> _What the task requires_
Answer these questions from the text on using external experts in schools.
1. On what date was it published?
2. What three problems at school level does it name for using external expertise?
3. Why might a visiting expert have only a typical lecture in mind?

> _Source excerpt_
--- start ---
Author(s): Liisa Ilomäki
Affiliation(s): University of Helsinki
Date of publication: May 26, 2016
The Educational Problem
For understanding the phenomena of various subjects more in depth and from several points of view, it would often be useful to invite external experts in schools or organize external visits outside of school for students. There are, however, several problems at school level in using external expertise. Problems are, e.g., how to get in touch with external experts, how to fit visits with the tight time schedule in schools, and how to link the visits meaningfully into the pedagogical curriculum so that the visits are useful, not only an additional or external activity.
Here are some guidelines for collaborating with external experts in schools:
- Organise only meaningful visits: The visit should always be combined with the course content through student activities: students need to be able to utilise the expertise somehow, e.g., by interviewing external experts to get answers to their project questions, by concrete collaboration with the experts, or by combining the outcomes of a study visit to their school activity. Listening a lecture by an expert only seldom gives added value for the students: tell also to the visiting expert what you expect and help him/her create activities for students (experts are not teachers; they might have only a typical lecture in mind).
--- end ---
> _Provided information_
--- start ---
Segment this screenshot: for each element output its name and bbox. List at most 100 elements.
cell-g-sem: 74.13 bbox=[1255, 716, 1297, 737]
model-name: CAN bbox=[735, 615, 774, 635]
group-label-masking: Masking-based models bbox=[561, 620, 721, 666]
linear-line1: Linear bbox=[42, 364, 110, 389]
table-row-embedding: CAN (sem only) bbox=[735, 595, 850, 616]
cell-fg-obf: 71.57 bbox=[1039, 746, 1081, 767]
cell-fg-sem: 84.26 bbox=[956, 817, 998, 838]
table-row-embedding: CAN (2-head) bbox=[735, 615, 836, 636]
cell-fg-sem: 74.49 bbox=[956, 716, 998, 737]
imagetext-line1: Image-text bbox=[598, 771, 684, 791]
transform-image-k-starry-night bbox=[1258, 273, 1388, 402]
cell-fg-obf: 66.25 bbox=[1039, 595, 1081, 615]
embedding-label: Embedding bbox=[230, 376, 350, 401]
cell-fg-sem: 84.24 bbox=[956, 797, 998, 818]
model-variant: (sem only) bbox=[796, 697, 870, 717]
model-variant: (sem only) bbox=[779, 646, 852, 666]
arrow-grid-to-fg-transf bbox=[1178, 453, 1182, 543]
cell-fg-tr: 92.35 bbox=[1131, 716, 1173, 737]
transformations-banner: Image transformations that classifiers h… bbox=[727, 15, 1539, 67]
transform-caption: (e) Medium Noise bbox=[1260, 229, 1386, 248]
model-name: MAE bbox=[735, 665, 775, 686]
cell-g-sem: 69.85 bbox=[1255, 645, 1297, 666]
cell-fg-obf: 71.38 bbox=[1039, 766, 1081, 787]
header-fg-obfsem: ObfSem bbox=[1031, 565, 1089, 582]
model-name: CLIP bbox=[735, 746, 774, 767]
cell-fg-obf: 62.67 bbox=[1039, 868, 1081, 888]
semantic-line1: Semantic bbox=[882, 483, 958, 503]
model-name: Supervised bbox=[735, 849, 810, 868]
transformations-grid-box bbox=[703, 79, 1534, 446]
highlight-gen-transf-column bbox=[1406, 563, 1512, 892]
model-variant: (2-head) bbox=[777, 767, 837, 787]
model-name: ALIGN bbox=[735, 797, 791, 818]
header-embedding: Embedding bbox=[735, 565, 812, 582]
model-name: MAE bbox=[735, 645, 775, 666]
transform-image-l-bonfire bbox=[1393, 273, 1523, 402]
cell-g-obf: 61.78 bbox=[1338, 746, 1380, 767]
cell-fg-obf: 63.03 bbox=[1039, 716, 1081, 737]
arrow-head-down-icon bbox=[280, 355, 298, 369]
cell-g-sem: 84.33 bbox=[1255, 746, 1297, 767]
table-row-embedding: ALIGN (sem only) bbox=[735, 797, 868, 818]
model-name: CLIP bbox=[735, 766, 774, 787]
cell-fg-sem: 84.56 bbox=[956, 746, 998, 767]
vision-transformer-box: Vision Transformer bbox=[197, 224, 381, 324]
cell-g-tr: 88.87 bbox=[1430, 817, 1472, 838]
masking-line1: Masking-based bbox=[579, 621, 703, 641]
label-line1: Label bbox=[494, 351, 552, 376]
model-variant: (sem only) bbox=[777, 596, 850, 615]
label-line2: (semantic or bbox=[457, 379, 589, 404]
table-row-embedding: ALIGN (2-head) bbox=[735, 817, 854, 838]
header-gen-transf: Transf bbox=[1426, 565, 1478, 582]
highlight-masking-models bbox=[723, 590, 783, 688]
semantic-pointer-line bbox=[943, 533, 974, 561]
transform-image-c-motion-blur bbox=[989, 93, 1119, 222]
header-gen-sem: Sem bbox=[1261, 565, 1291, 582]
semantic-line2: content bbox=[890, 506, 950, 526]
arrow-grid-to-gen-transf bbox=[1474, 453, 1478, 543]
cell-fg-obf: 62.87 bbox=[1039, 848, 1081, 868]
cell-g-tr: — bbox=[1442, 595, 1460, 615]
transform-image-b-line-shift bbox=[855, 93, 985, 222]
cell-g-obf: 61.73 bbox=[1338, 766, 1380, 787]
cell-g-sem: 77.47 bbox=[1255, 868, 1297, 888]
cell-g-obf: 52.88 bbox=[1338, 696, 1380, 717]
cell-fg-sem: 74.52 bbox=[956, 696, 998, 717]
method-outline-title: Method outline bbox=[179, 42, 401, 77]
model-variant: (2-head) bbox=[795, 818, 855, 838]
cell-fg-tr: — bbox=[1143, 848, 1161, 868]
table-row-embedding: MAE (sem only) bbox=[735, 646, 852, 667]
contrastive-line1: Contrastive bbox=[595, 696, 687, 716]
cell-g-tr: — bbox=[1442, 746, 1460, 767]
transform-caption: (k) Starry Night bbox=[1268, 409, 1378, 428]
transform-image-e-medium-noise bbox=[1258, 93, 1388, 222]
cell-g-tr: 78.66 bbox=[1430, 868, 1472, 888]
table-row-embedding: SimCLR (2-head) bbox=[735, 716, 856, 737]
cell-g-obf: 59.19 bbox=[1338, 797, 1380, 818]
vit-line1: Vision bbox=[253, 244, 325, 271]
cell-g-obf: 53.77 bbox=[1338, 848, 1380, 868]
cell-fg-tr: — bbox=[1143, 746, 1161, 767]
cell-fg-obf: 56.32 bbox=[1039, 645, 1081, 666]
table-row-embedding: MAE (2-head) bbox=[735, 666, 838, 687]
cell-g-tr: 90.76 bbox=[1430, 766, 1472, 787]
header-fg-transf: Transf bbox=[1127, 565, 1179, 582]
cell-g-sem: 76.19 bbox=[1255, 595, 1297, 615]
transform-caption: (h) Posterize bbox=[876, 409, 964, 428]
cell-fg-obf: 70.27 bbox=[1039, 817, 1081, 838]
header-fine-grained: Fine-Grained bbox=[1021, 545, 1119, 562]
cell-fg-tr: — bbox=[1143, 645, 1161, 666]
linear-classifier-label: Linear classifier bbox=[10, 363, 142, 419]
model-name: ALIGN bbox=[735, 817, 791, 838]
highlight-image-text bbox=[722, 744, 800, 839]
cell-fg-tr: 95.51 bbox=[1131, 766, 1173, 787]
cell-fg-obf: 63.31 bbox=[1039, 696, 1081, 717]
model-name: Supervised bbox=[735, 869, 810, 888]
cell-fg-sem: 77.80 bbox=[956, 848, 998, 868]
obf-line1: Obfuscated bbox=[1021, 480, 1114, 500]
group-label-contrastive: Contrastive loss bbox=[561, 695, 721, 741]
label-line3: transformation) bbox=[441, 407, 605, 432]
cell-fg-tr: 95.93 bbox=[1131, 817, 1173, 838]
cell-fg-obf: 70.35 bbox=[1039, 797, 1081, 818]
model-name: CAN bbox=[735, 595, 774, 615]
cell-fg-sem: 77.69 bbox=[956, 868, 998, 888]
--- end ---
> _Solved problem_
1. May 26, 2016.
2. How to get in touch with external experts, how to fit visits into the tight school schedule, and how to link visits meaningfully into the pedagogical curriculum.
3. Because experts are not teachers.